# Task directions
Retype the material word for word.

Dataset items
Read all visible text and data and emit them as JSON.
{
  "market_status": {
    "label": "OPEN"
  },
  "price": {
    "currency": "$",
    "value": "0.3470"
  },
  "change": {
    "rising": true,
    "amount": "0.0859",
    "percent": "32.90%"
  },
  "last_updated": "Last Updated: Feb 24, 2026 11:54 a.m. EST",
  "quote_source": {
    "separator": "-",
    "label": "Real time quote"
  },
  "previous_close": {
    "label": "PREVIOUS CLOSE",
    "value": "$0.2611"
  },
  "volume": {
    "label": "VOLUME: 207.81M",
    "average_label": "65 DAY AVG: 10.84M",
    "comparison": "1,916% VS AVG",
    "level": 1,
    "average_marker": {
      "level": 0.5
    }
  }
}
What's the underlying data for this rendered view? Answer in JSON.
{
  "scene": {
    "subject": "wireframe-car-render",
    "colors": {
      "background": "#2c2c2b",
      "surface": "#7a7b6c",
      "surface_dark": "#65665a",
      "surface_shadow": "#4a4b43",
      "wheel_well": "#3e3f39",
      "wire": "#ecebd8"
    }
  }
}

# Reply
Read all visible text and data and emit them as JSON.
{
  "market_status": {
    "label": "OPEN"
  },
  "price": {
    "currency": "$",
    "value": "0.3470"
  },
  "change": {
    "rising": true,
    "amount": "0.0859",
    "percent": "32.90%"
  },
  "last_updated": "Last Updated: Feb 24, 2026 11:54 a.m. EST",
  "quote_source": {
    "separator": "-",
    "label": "Real time quote"
  },
  "previous_close": {
    "label": "PREVIOUS CLOSE",
    "value": "$0.2611"
  },
  "volume": {
    "label": "VOLUME: 207.81M",
    "average_label": "65 DAY AVG: 10.84M",
    "comparison": "1,916% VS AVG",
    "level": 1,
    "average_marker": {
      "level": 0.5
    }
  }
}
What's the underlying data for this rendered view? Answer in JSON.
{
  "scene": {
    "subject": "wireframe-car-render",
    "colors": {
      "background": "#2c2c2b",
      "surface": "#7a7b6c",
      "surface_dark": "#65665a",
      "surface_shadow": "#4a4b43",
      "wheel_well": "#3e3f39",
      "wire": "#ecebd8"
    }
  }
}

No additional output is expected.